• **Objective**
Copy out every line of the records where the string "right" occurs.

Figure collection entries:
────────────────
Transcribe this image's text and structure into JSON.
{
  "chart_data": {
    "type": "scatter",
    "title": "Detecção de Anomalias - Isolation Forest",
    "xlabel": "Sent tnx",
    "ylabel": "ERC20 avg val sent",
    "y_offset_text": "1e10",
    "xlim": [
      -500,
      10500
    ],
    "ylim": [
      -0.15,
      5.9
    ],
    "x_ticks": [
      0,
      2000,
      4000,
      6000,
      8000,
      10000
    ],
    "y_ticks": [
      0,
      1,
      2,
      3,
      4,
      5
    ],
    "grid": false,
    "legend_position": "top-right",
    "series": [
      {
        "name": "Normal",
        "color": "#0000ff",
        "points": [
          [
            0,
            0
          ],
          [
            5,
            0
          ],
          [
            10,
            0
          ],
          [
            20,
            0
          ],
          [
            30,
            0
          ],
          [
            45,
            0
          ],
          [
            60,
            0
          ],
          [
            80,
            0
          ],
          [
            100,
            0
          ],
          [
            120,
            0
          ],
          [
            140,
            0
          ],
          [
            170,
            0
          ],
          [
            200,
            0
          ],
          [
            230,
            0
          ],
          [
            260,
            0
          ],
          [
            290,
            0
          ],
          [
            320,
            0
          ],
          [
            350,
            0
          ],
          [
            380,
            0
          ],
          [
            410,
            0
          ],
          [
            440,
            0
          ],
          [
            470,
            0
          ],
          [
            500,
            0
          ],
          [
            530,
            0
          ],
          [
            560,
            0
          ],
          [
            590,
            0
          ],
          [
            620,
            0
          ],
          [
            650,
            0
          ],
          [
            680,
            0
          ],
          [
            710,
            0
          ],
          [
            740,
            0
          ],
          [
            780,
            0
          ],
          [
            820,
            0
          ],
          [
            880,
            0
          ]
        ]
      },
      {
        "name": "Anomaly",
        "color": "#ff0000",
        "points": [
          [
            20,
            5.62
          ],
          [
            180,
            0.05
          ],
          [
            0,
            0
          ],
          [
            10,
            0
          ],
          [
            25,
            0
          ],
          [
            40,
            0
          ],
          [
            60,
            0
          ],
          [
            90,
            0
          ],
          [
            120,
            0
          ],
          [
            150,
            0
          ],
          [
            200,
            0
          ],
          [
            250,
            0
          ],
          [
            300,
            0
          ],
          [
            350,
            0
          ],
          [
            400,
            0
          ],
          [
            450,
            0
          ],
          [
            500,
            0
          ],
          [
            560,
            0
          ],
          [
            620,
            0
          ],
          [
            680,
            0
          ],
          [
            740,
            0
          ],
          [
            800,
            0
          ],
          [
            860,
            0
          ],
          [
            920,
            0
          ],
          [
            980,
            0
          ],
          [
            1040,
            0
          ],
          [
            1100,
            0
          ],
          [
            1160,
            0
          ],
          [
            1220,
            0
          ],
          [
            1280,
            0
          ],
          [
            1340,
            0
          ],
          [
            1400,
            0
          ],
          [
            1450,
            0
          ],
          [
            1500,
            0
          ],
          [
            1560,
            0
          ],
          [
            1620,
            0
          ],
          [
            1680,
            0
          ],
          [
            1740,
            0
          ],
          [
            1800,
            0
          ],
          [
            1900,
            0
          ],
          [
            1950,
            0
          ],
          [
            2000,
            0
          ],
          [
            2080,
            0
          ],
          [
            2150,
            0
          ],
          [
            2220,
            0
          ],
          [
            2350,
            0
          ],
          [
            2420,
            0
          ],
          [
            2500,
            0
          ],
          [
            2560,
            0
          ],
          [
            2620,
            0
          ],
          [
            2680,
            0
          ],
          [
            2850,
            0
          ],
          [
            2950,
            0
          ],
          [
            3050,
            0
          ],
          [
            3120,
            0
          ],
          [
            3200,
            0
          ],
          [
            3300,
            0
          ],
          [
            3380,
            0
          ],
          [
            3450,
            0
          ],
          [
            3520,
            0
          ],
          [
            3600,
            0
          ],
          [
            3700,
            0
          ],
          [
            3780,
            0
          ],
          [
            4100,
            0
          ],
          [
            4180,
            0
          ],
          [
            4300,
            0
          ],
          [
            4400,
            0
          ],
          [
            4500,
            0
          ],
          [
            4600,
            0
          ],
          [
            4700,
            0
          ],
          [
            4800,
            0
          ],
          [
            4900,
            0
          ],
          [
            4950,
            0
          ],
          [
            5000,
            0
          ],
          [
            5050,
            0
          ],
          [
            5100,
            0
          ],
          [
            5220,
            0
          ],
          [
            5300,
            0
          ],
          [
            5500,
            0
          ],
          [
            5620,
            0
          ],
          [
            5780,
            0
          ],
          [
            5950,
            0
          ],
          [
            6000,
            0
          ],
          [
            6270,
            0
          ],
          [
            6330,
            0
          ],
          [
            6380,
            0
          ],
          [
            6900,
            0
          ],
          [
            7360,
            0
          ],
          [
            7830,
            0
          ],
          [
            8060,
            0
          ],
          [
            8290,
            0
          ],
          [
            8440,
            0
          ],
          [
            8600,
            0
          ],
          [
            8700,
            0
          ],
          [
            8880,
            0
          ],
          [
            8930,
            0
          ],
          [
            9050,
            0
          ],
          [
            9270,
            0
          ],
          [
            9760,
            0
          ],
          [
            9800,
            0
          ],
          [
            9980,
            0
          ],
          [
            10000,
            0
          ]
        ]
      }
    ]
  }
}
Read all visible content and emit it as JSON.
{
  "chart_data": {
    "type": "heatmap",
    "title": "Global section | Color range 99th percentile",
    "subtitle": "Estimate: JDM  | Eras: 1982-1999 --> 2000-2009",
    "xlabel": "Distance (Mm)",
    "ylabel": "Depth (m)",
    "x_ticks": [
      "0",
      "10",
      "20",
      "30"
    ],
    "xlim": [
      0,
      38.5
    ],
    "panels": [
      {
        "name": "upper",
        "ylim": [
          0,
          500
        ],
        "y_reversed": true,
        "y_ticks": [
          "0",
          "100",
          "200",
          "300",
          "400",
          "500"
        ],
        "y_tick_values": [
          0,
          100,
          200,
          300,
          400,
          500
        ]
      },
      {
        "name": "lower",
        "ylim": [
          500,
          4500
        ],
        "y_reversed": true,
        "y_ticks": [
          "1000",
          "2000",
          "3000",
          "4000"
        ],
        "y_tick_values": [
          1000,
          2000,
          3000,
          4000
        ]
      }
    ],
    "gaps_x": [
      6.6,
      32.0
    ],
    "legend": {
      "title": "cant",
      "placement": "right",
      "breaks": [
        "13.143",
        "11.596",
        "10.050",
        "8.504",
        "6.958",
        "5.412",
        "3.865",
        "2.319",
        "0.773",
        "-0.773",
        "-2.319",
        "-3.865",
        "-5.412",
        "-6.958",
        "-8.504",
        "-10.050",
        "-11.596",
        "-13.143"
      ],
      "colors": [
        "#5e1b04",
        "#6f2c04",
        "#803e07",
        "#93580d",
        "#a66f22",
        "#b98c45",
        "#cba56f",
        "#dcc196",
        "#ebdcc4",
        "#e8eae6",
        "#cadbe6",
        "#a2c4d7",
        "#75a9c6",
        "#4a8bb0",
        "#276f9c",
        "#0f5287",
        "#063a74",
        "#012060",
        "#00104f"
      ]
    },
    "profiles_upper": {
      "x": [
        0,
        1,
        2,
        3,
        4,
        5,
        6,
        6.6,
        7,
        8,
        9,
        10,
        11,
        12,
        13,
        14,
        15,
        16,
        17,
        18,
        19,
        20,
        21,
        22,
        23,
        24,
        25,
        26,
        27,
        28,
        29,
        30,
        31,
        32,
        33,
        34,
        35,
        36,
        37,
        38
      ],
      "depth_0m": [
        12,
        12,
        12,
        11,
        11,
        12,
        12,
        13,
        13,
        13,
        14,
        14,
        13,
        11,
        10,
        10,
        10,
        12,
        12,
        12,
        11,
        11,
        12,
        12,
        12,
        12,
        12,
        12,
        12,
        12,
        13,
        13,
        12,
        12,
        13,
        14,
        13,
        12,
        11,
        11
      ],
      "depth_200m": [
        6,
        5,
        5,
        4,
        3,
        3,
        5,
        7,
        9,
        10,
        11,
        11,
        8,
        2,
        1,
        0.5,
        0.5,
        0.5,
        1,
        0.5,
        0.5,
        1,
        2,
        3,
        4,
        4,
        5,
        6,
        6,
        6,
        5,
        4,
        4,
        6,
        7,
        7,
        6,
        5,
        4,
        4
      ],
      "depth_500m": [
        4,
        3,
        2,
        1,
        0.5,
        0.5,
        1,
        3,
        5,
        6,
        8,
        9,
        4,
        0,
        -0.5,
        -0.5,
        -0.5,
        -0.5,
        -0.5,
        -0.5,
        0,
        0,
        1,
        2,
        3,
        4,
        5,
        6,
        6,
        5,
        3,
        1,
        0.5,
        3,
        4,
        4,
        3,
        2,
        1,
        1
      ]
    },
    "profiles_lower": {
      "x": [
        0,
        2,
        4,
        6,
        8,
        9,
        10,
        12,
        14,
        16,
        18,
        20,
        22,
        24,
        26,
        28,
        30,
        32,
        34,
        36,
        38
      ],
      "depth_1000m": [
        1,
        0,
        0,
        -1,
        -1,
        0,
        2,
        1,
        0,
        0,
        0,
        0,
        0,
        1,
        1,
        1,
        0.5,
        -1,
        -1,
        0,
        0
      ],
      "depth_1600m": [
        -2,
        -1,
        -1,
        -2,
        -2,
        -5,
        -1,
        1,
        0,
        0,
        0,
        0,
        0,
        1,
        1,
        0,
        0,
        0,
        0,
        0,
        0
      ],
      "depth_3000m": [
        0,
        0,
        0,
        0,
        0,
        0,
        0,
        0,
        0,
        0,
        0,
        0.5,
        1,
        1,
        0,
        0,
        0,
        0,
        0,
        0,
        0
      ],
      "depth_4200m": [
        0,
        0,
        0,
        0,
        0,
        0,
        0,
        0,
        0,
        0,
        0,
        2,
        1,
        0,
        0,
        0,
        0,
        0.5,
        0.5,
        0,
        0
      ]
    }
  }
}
────────────────
• **Result of this task**
    "legend_position": "top-right",
      "placement": "right",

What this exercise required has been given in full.